++++ Source extract
The Gaussian distribution emerges when many independent random factors act in an additive manner to create variability. This is best seen by an example.
Imagine a very simple “experiment”. You pipette some water and weigh it. Your pipette is supposed to deliver 10 microliter of water, but in fact delivers randomly between 9.5 and 10.5 microliters. If you pipette one thousand times and create a frequency distribution histogram of the results, it will look like the figure below.
The average weight is 10 milligrams, the weight of 10 microliters of water (at least on earth). The distribution is flat, with no hint of a Gaussian distribution.
Now let's make the experiment more complicated. We pipette twice and weigh the result. On average, the weight will now be 20 milligrams. But you expect the errors to cancel out some of the time. The figure below is what you get.
++++++++
++++ Source records
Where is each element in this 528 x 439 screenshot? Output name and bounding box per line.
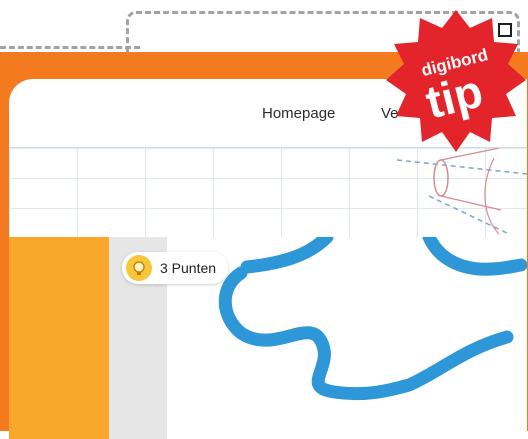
main-content: 3 Punten xyxy=(9,237,527,439)
lightbulb-icon xyxy=(126,255,152,281)
river-path xyxy=(218,237,527,401)
score-badge: 3 Punten xyxy=(122,252,229,284)
score-label: 3 Punten xyxy=(160,260,217,276)
nav-homepage-link[interactable]: Homepage xyxy=(262,105,335,122)
selection-line xyxy=(0,46,140,49)
digibord-tip-badge: digibord tip xyxy=(386,10,526,152)
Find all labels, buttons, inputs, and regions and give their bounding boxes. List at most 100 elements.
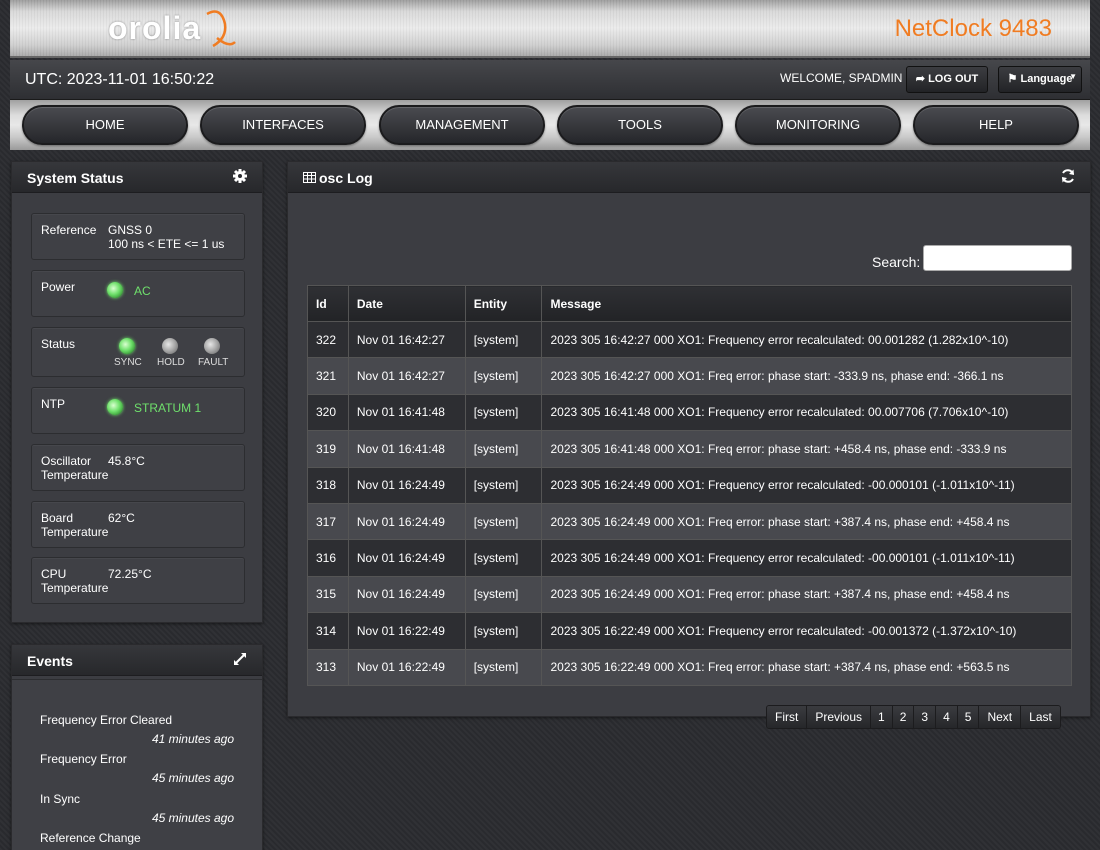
++++++++
### What you need to do
(1) Retype the part of the records that opens with the first line and closes with the line containing "score-label: 3 Punten xyxy=(160,260,217,276)", including both ends, and omit the pictures.
(2) Continue the passage on how the Gaussian distribution arises, picking up after its final sentence.

### Expected results
(1)
Where is each element in this 528 x 439 screenshot? Output name and bounding box per line.
main-content: 3 Punten xyxy=(9,237,527,439)
lightbulb-icon xyxy=(126,255,152,281)
river-path xyxy=(218,237,527,401)
score-badge: 3 Punten xyxy=(122,252,229,284)
score-label: 3 Punten xyxy=(160,260,217,276)

(2)
Each pipetting step has a flat random error. Add them up, and the distribution is not flat. For example, you'll get weights near 21 mg only if both pipetting steps err substantially in the same direction, and that is rare.
Now let's extend this to ten pipetting steps, and look at the distribution of the sums.
The distribution looks a lot like an ideal Gaussian distribution. Repeat the experiment 15,000 times rather than 1,000 and you get even closer to a Gaussian distribution.
This simulation demonstrates a principle that can also be mathematically proven. Scatter will approximate a Gaussian distribution if your experimental scatter has numerous sources that are additive and of nearly equal weight, and the sample size is large.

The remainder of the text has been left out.